» WHAT YOU HAVE TO DO: Tell how many lines in the data below hold the string "Anyswap"; give nothing but the number.

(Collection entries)
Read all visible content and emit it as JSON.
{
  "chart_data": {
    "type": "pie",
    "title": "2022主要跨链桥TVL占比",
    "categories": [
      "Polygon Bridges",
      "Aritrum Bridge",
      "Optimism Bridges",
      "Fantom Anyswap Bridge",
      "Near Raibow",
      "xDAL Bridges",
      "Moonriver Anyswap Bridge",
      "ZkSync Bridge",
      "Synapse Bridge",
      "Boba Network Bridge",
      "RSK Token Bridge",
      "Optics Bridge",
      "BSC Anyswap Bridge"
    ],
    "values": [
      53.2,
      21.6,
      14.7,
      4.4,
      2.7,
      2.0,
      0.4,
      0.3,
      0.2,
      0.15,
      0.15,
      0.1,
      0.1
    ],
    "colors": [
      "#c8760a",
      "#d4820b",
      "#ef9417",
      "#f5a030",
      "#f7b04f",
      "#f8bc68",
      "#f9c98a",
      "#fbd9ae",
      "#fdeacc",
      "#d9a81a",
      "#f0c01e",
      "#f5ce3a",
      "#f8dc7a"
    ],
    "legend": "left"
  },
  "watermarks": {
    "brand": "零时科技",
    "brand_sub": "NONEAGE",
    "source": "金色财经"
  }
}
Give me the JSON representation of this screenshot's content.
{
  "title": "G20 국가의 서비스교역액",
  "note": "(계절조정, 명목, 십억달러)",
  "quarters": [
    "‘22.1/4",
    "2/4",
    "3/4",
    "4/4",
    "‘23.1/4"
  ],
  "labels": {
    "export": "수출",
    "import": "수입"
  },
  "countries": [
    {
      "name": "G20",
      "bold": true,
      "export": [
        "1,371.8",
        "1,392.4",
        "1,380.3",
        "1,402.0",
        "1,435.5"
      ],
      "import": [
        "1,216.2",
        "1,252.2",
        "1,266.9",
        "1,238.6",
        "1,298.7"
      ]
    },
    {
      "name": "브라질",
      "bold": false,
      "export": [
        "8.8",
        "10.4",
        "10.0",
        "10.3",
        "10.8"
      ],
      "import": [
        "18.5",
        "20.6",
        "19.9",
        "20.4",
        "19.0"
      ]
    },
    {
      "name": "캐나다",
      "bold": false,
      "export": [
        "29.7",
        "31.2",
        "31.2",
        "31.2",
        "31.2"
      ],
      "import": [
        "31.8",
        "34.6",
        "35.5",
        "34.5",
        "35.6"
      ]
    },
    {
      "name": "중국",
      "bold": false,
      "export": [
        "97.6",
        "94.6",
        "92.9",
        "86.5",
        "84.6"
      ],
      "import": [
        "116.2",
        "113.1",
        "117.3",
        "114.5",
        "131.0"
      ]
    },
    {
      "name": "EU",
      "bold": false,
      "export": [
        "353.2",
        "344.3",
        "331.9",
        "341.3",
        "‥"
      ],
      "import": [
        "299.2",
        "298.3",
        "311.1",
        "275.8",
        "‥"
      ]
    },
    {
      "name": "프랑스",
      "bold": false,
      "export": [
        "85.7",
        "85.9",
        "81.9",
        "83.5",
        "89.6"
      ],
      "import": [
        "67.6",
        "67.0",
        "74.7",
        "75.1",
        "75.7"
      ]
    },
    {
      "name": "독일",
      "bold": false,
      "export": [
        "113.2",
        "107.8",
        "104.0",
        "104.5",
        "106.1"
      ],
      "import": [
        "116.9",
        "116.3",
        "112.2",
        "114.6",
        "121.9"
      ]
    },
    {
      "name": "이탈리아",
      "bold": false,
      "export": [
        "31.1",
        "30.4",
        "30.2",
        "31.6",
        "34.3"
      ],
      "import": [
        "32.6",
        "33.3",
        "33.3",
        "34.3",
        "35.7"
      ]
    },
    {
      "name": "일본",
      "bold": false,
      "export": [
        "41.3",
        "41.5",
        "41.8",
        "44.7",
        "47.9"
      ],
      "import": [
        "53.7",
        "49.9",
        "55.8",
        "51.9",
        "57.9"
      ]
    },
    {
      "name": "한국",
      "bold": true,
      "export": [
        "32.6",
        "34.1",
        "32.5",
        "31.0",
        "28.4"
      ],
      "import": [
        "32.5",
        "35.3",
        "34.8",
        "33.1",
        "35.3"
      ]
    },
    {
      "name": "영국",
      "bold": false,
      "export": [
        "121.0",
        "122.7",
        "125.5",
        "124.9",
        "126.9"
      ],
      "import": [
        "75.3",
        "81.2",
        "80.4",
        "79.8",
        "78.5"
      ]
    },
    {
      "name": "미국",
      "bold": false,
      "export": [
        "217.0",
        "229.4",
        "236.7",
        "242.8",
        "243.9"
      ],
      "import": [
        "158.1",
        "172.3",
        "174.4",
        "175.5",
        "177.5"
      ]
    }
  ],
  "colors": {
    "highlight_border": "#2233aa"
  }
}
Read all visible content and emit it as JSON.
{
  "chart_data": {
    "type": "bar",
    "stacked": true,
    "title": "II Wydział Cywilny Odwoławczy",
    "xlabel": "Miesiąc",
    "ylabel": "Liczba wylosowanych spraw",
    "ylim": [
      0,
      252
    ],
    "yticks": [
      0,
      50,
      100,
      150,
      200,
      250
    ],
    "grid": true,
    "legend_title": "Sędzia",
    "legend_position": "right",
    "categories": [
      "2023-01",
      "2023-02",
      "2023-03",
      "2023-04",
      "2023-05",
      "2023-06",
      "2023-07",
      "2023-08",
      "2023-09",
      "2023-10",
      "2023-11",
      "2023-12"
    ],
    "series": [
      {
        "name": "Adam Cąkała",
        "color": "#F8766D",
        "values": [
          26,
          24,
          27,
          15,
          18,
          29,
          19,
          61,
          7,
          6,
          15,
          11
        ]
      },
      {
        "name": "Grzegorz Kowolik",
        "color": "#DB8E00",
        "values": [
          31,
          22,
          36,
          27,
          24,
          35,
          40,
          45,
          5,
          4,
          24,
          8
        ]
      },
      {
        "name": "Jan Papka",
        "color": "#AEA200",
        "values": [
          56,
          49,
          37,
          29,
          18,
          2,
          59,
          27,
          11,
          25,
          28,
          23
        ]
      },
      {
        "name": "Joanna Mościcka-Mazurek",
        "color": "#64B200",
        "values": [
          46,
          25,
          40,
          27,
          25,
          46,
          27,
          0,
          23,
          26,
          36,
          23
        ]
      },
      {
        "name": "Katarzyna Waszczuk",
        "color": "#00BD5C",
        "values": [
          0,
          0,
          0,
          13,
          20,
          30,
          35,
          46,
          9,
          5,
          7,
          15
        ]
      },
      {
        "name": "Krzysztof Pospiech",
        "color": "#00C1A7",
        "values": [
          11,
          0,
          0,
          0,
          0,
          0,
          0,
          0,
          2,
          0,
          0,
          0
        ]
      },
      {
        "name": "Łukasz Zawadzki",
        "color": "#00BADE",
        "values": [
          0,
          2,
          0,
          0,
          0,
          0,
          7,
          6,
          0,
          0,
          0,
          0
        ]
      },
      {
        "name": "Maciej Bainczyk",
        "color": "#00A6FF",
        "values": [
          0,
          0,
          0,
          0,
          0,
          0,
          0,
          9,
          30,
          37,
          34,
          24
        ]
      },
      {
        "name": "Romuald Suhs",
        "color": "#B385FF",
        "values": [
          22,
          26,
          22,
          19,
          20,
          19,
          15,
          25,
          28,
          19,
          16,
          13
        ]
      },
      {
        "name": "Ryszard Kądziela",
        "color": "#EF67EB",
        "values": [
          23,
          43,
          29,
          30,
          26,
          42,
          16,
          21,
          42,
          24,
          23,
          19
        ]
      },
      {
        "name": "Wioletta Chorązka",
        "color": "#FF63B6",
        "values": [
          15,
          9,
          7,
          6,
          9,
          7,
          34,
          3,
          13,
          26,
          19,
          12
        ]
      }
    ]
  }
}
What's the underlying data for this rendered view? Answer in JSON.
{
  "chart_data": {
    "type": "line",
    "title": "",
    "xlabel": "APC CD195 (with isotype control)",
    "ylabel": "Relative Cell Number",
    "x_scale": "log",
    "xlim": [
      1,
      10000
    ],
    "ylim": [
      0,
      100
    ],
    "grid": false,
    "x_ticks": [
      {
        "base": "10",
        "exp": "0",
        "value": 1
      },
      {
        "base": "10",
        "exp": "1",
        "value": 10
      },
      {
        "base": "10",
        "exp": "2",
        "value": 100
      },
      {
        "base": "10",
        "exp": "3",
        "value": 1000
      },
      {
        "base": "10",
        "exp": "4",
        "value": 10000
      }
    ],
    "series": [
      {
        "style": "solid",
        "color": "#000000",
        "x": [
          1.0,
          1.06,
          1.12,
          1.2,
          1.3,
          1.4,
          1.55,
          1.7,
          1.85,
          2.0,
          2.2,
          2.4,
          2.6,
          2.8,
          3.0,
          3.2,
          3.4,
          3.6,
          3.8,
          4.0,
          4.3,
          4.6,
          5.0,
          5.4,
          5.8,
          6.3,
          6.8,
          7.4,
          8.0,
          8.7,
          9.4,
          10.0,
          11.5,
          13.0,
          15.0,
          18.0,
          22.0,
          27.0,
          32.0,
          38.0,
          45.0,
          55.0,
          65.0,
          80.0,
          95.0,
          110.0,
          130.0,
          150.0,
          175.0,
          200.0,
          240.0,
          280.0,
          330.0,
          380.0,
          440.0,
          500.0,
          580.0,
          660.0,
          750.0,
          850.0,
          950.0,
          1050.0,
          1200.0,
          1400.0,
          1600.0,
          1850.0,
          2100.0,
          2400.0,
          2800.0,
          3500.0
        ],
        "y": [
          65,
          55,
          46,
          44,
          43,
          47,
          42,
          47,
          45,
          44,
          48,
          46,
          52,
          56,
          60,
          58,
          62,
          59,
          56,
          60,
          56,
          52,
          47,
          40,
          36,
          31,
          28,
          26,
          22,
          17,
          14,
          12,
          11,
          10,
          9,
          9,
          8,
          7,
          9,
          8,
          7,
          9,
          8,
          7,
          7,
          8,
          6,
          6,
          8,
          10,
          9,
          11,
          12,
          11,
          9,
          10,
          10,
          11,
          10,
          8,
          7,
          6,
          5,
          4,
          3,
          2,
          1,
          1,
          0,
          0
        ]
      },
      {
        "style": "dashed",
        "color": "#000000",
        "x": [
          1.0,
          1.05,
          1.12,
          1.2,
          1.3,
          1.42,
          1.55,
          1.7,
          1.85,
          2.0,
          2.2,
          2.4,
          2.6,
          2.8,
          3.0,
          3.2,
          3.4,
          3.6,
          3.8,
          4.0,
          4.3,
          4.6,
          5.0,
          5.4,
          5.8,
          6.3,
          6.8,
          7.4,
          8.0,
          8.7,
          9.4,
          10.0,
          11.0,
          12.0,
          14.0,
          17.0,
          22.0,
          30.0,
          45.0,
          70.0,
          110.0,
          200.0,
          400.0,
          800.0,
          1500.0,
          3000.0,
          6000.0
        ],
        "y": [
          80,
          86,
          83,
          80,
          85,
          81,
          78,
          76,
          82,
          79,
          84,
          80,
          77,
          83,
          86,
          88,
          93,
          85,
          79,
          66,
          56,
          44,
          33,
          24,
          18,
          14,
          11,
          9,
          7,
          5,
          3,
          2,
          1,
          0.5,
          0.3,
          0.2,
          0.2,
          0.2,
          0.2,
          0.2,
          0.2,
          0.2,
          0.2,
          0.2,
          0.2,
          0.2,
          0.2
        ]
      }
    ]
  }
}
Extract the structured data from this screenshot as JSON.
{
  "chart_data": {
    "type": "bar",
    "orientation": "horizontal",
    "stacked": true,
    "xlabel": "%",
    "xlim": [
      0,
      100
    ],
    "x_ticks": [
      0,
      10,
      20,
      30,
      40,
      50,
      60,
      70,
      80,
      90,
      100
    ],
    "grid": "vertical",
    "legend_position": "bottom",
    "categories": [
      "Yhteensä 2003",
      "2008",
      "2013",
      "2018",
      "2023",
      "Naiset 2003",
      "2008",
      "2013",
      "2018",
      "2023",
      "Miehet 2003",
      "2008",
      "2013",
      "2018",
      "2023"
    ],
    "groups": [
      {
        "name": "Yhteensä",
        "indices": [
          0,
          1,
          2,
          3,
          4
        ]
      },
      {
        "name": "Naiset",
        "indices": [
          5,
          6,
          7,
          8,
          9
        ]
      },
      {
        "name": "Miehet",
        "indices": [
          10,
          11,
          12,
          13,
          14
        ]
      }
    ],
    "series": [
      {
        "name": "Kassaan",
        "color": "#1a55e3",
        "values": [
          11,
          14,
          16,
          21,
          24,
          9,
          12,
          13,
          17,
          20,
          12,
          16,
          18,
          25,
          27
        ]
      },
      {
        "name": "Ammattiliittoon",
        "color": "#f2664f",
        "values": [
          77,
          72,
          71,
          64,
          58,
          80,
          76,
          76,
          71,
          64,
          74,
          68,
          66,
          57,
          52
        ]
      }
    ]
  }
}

» WRITTEN RESPONSE: 3